**DATA ROWS:**
· · · ·
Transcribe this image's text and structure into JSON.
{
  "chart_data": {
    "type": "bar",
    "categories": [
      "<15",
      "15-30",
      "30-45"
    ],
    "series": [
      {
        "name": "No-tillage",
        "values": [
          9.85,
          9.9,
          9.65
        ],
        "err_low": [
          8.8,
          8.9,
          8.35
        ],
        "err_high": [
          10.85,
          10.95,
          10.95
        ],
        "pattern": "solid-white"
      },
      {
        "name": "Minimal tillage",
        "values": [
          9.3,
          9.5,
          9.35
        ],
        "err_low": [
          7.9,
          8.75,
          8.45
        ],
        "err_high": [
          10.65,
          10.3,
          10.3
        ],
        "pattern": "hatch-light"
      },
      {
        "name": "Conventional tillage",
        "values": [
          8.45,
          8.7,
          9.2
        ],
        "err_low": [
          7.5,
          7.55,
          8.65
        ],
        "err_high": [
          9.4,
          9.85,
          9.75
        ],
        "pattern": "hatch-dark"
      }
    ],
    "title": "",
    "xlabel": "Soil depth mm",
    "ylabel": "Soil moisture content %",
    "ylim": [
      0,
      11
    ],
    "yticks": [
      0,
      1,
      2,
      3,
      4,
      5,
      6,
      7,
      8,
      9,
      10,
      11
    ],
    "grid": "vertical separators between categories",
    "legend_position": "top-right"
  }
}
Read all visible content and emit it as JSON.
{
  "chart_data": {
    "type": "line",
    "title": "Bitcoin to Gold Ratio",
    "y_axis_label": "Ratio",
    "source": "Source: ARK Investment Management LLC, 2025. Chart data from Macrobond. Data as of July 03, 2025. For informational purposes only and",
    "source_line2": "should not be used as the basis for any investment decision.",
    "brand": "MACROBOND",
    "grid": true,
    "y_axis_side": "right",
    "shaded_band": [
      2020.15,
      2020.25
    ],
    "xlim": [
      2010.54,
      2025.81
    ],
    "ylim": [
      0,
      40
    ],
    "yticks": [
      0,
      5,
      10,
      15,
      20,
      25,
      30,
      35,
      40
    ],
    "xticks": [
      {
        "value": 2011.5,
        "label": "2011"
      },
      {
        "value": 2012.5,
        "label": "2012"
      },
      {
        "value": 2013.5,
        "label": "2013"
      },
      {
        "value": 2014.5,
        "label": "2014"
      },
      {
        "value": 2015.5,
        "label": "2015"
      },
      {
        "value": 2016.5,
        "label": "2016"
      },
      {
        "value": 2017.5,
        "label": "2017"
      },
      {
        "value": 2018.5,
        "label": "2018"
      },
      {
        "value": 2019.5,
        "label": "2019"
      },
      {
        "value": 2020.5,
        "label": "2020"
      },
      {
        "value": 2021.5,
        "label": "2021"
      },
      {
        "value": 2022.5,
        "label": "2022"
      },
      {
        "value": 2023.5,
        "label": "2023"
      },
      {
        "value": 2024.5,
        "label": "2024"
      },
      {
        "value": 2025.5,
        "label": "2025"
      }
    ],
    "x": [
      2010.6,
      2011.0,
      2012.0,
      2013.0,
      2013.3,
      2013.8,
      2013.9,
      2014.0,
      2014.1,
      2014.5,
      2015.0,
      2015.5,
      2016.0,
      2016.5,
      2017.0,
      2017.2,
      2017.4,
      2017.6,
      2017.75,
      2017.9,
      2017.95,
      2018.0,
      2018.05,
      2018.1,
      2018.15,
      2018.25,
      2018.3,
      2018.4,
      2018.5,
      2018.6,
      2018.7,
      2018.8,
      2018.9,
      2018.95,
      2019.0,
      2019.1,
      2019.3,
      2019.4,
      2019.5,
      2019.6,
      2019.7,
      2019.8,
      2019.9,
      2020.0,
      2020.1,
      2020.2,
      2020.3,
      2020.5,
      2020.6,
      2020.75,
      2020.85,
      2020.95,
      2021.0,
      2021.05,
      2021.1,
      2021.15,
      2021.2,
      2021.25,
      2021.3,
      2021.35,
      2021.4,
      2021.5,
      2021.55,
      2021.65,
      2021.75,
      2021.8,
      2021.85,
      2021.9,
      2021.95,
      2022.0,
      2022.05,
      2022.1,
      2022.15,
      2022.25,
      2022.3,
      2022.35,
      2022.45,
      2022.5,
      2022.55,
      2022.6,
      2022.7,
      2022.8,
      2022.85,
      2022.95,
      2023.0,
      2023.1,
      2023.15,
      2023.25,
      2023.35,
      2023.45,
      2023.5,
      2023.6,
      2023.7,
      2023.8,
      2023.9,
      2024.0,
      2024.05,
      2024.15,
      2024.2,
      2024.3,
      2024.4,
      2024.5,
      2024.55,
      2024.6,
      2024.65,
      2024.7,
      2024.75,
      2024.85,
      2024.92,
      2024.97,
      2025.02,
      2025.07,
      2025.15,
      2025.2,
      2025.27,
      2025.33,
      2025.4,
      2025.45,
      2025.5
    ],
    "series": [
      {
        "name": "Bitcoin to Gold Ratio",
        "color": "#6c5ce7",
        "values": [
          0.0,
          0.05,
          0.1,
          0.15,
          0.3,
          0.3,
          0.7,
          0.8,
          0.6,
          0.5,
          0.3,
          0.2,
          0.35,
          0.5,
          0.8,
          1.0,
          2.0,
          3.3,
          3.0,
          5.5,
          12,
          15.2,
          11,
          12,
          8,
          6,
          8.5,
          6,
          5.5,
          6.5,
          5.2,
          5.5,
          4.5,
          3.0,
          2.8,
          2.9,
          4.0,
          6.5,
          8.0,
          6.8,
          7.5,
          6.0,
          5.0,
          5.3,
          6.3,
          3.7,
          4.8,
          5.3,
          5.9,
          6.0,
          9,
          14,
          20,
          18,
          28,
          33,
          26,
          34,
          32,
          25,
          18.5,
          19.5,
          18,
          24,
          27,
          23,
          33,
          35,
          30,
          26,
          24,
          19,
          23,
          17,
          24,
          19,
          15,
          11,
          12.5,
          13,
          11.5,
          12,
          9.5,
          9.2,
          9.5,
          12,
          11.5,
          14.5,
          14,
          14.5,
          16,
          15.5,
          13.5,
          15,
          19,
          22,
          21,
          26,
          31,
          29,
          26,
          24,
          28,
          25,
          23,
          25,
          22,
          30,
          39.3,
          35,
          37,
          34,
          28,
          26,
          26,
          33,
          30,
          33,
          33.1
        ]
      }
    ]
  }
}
· · · ·
**PROBLEM TO SOLVE:**
State how many lines of the records above contain "Ratio", with no words besides the number.

**OUTPUT BELOW:**
3